Exercise input →
— Start —
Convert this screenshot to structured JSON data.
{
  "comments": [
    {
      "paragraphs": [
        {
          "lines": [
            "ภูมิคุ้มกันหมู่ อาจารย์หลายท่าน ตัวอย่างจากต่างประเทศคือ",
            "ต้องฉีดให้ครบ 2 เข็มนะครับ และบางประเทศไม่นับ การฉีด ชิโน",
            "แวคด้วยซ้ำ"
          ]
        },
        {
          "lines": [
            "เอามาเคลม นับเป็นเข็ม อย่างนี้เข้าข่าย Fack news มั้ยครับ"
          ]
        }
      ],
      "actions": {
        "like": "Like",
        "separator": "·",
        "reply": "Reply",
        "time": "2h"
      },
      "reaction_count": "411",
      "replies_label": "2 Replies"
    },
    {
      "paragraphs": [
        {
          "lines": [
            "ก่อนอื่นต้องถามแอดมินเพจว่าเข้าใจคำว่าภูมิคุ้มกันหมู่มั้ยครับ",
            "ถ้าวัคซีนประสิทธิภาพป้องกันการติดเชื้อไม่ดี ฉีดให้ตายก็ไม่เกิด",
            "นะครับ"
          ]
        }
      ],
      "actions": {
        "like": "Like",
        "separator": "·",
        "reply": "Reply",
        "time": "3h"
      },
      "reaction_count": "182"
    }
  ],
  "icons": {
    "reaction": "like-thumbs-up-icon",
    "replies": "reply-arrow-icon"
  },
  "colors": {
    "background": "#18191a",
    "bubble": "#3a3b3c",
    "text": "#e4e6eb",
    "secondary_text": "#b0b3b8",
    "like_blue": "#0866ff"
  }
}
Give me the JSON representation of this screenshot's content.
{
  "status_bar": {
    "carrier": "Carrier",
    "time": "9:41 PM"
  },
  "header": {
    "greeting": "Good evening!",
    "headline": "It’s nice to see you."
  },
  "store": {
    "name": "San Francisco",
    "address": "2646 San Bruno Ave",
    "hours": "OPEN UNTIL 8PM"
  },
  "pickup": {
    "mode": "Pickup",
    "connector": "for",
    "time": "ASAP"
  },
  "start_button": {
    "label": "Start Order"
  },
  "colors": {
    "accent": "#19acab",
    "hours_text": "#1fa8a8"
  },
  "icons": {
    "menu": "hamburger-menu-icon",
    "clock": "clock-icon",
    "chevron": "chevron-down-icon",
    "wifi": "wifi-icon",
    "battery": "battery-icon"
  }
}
— End —
Exercise details →
Please reproduce each line exactly as written.

Exercise output →
Convert this screenshot to structured JSON data.
{
  "comments": [
    {
      "paragraphs": [
        {
          "lines": [
            "ภูมิคุ้มกันหมู่ อาจารย์หลายท่าน ตัวอย่างจากต่างประเทศคือ",
            "ต้องฉีดให้ครบ 2 เข็มนะครับ และบางประเทศไม่นับ การฉีด ชิโน",
            "แวคด้วยซ้ำ"
          ]
        },
        {
          "lines": [
            "เอามาเคลม นับเป็นเข็ม อย่างนี้เข้าข่าย Fack news มั้ยครับ"
          ]
        }
      ],
      "actions": {
        "like": "Like",
        "separator": "·",
        "reply": "Reply",
        "time": "2h"
      },
      "reaction_count": "411",
      "replies_label": "2 Replies"
    },
    {
      "paragraphs": [
        {
          "lines": [
            "ก่อนอื่นต้องถามแอดมินเพจว่าเข้าใจคำว่าภูมิคุ้มกันหมู่มั้ยครับ",
            "ถ้าวัคซีนประสิทธิภาพป้องกันการติดเชื้อไม่ดี ฉีดให้ตายก็ไม่เกิด",
            "นะครับ"
          ]
        }
      ],
      "actions": {
        "like": "Like",
        "separator": "·",
        "reply": "Reply",
        "time": "3h"
      },
      "reaction_count": "182"
    }
  ],
  "icons": {
    "reaction": "like-thumbs-up-icon",
    "replies": "reply-arrow-icon"
  },
  "colors": {
    "background": "#18191a",
    "bubble": "#3a3b3c",
    "text": "#e4e6eb",
    "secondary_text": "#b0b3b8",
    "like_blue": "#0866ff"
  }
}
Give me the JSON representation of this screenshot's content.
{
  "status_bar": {
    "carrier": "Carrier",
    "time": "9:41 PM"
  },
  "header": {
    "greeting": "Good evening!",
    "headline": "It’s nice to see you."
  },
  "store": {
    "name": "San Francisco",
    "address": "2646 San Bruno Ave",
    "hours": "OPEN UNTIL 8PM"
  },
  "pickup": {
    "mode": "Pickup",
    "connector": "for",
    "time": "ASAP"
  },
  "start_button": {
    "label": "Start Order"
  },
  "colors": {
    "accent": "#19acab",
    "hours_text": "#1fa8a8"
  },
  "icons": {
    "menu": "hamburger-menu-icon",
    "clock": "clock-icon",
    "chevron": "chevron-down-icon",
    "wifi": "wifi-icon",
    "battery": "battery-icon"
  }
}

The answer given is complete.